- EXERCISE OBJECTIVE -
What you return must match the listing below line for line, minus its pictures.

- TASK INPUT -
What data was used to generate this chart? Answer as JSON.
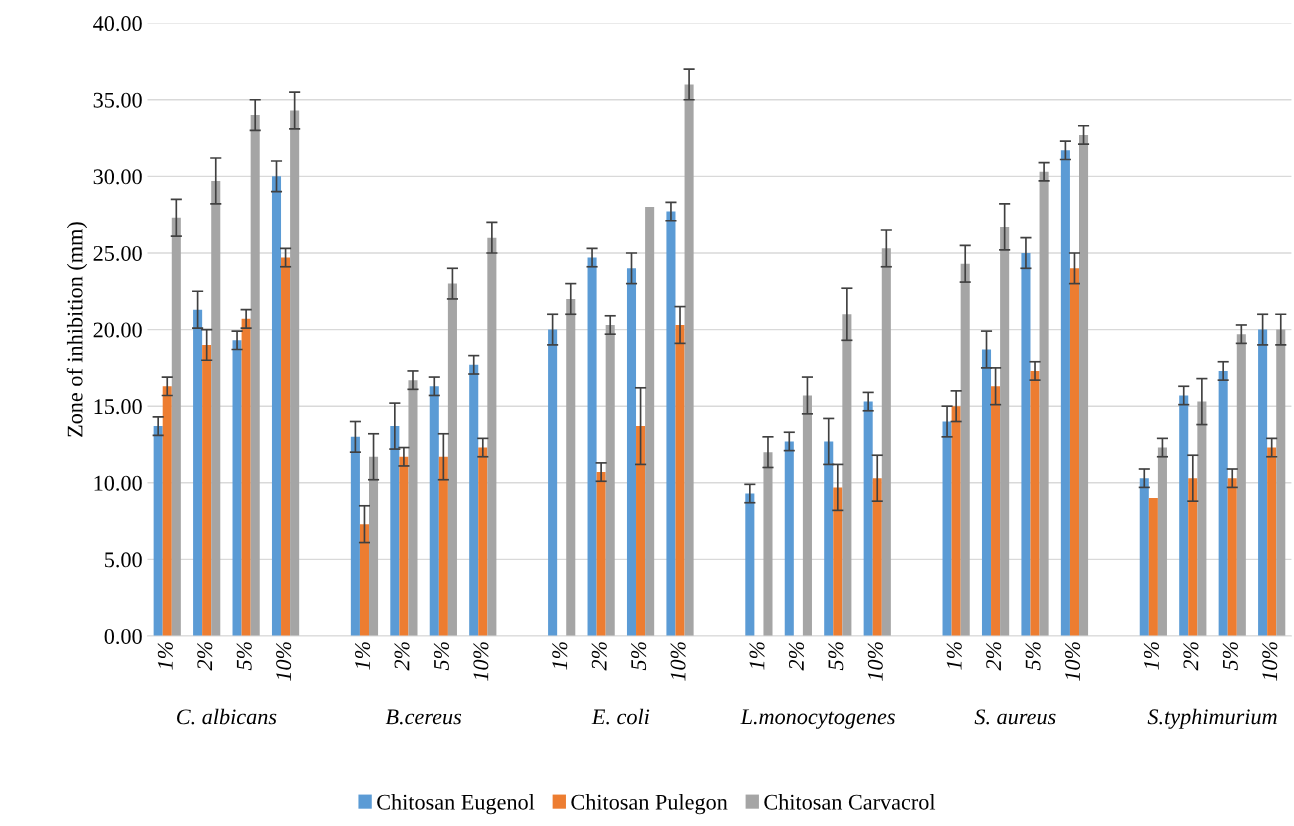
{
  "chart_data": {
    "type": "bar",
    "ylabel": "Zone of inhibition (mm)",
    "categories": [
      "1%",
      "2%",
      "5%",
      "10%",
      null,
      "1%",
      "2%",
      "5%",
      "10%",
      null,
      "1%",
      "2%",
      "5%",
      "10%",
      null,
      "1%",
      "2%",
      "5%",
      "10%",
      null,
      "1%",
      "2%",
      "5%",
      "10%",
      null,
      "1%",
      "2%",
      "5%",
      "10%"
    ],
    "annotations": [
      "C. albicans",
      "B.cereus",
      "E. coli",
      "L.monocytogenes",
      "S. aureus",
      "S.typhimurium"
    ],
    "series": [
      {
        "name": "Chitosan Eugenol",
        "color": "#5b9bd5",
        "values": [
          13.7,
          21.3,
          19.3,
          30.0,
          null,
          13.0,
          13.7,
          16.3,
          17.7,
          null,
          20.0,
          24.7,
          24.0,
          27.7,
          null,
          9.3,
          12.7,
          12.7,
          15.3,
          null,
          14.0,
          18.7,
          25.0,
          31.7,
          null,
          10.3,
          15.7,
          17.3,
          20.0
        ],
        "errors": [
          0.6,
          1.2,
          0.6,
          1.0,
          null,
          1.0,
          1.5,
          0.6,
          0.6,
          null,
          1.0,
          0.6,
          1.0,
          0.6,
          null,
          0.6,
          0.6,
          1.5,
          0.6,
          null,
          1.0,
          1.2,
          1.0,
          0.6,
          null,
          0.6,
          0.6,
          0.6,
          1.0
        ]
      },
      {
        "name": "Chitosan Pulegon",
        "color": "#ed7d31",
        "values": [
          16.3,
          19.0,
          20.7,
          24.7,
          null,
          7.3,
          11.7,
          11.7,
          12.3,
          null,
          null,
          10.7,
          13.7,
          20.3,
          null,
          null,
          null,
          9.7,
          10.3,
          null,
          15.0,
          16.3,
          17.3,
          24.0,
          null,
          9.0,
          10.3,
          10.3,
          12.3
        ],
        "errors": [
          0.6,
          1.0,
          0.6,
          0.6,
          null,
          1.2,
          0.6,
          1.5,
          0.6,
          null,
          null,
          0.6,
          2.5,
          1.2,
          null,
          null,
          null,
          1.5,
          1.5,
          null,
          1.0,
          1.2,
          0.6,
          1.0,
          null,
          null,
          1.5,
          0.6,
          0.6
        ]
      },
      {
        "name": "Chitosan Carvacrol",
        "color": "#a5a5a5",
        "values": [
          27.3,
          29.7,
          34.0,
          34.3,
          null,
          11.7,
          16.7,
          23.0,
          26.0,
          null,
          22.0,
          20.3,
          28.0,
          36.0,
          null,
          12.0,
          15.7,
          21.0,
          25.3,
          null,
          24.3,
          26.7,
          30.3,
          32.7,
          null,
          12.3,
          15.3,
          19.7,
          20.0
        ],
        "errors": [
          1.2,
          1.5,
          1.0,
          1.2,
          null,
          1.5,
          0.6,
          1.0,
          1.0,
          null,
          1.0,
          0.6,
          null,
          1.0,
          null,
          1.0,
          1.2,
          1.7,
          1.2,
          null,
          1.2,
          1.5,
          0.6,
          0.6,
          null,
          0.6,
          1.5,
          0.6,
          1.0
        ]
      }
    ],
    "ylim": [
      0,
      40
    ],
    "yticks": [
      {
        "value": 0,
        "label": "0.00"
      },
      {
        "value": 5,
        "label": "5.00"
      },
      {
        "value": 10,
        "label": "10.00"
      },
      {
        "value": 15,
        "label": "15.00"
      },
      {
        "value": 20,
        "label": "20.00"
      },
      {
        "value": 25,
        "label": "25.00"
      },
      {
        "value": 30,
        "label": "30.00"
      },
      {
        "value": 35,
        "label": "35.00"
      },
      {
        "value": 40,
        "label": "40.00"
      }
    ],
    "grid": "y",
    "legend": "bottom"
  }
}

- RESPONSE FOR THIS EXERCISE -
What data was used to generate this chart? Answer as JSON.
{
  "chart_data": {
    "type": "bar",
    "ylabel": "Zone of inhibition (mm)",
    "categories": [
      "1%",
      "2%",
      "5%",
      "10%",
      null,
      "1%",
      "2%",
      "5%",
      "10%",
      null,
      "1%",
      "2%",
      "5%",
      "10%",
      null,
      "1%",
      "2%",
      "5%",
      "10%",
      null,
      "1%",
      "2%",
      "5%",
      "10%",
      null,
      "1%",
      "2%",
      "5%",
      "10%"
    ],
    "annotations": [
      "C. albicans",
      "B.cereus",
      "E. coli",
      "L.monocytogenes",
      "S. aureus",
      "S.typhimurium"
    ],
    "series": [
      {
        "name": "Chitosan Eugenol",
        "color": "#5b9bd5",
        "values": [
          13.7,
          21.3,
          19.3,
          30.0,
          null,
          13.0,
          13.7,
          16.3,
          17.7,
          null,
          20.0,
          24.7,
          24.0,
          27.7,
          null,
          9.3,
          12.7,
          12.7,
          15.3,
          null,
          14.0,
          18.7,
          25.0,
          31.7,
          null,
          10.3,
          15.7,
          17.3,
          20.0
        ],
        "errors": [
          0.6,
          1.2,
          0.6,
          1.0,
          null,
          1.0,
          1.5,
          0.6,
          0.6,
          null,
          1.0,
          0.6,
          1.0,
          0.6,
          null,
          0.6,
          0.6,
          1.5,
          0.6,
          null,
          1.0,
          1.2,
          1.0,
          0.6,
          null,
          0.6,
          0.6,
          0.6,
          1.0
        ]
      },
      {
        "name": "Chitosan Pulegon",
        "color": "#ed7d31",
        "values": [
          16.3,
          19.0,
          20.7,
          24.7,
          null,
          7.3,
          11.7,
          11.7,
          12.3,
          null,
          null,
          10.7,
          13.7,
          20.3,
          null,
          null,
          null,
          9.7,
          10.3,
          null,
          15.0,
          16.3,
          17.3,
          24.0,
          null,
          9.0,
          10.3,
          10.3,
          12.3
        ],
        "errors": [
          0.6,
          1.0,
          0.6,
          0.6,
          null,
          1.2,
          0.6,
          1.5,
          0.6,
          null,
          null,
          0.6,
          2.5,
          1.2,
          null,
          null,
          null,
          1.5,
          1.5,
          null,
          1.0,
          1.2,
          0.6,
          1.0,
          null,
          null,
          1.5,
          0.6,
          0.6
        ]
      },
      {
        "name": "Chitosan Carvacrol",
        "color": "#a5a5a5",
        "values": [
          27.3,
          29.7,
          34.0,
          34.3,
          null,
          11.7,
          16.7,
          23.0,
          26.0,
          null,
          22.0,
          20.3,
          28.0,
          36.0,
          null,
          12.0,
          15.7,
          21.0,
          25.3,
          null,
          24.3,
          26.7,
          30.3,
          32.7,
          null,
          12.3,
          15.3,
          19.7,
          20.0
        ],
        "errors": [
          1.2,
          1.5,
          1.0,
          1.2,
          null,
          1.5,
          0.6,
          1.0,
          1.0,
          null,
          1.0,
          0.6,
          null,
          1.0,
          null,
          1.0,
          1.2,
          1.7,
          1.2,
          null,
          1.2,
          1.5,
          0.6,
          0.6,
          null,
          0.6,
          1.5,
          0.6,
          1.0
        ]
      }
    ],
    "ylim": [
      0,
      40
    ],
    "yticks": [
      {
        "value": 0,
        "label": "0.00"
      },
      {
        "value": 5,
        "label": "5.00"
      },
      {
        "value": 10,
        "label": "10.00"
      },
      {
        "value": 15,
        "label": "15.00"
      },
      {
        "value": 20,
        "label": "20.00"
      },
      {
        "value": 25,
        "label": "25.00"
      },
      {
        "value": 30,
        "label": "30.00"
      },
      {
        "value": 35,
        "label": "35.00"
      },
      {
        "value": 40,
        "label": "40.00"
      }
    ],
    "grid": "y",
    "legend": "bottom"
  }
}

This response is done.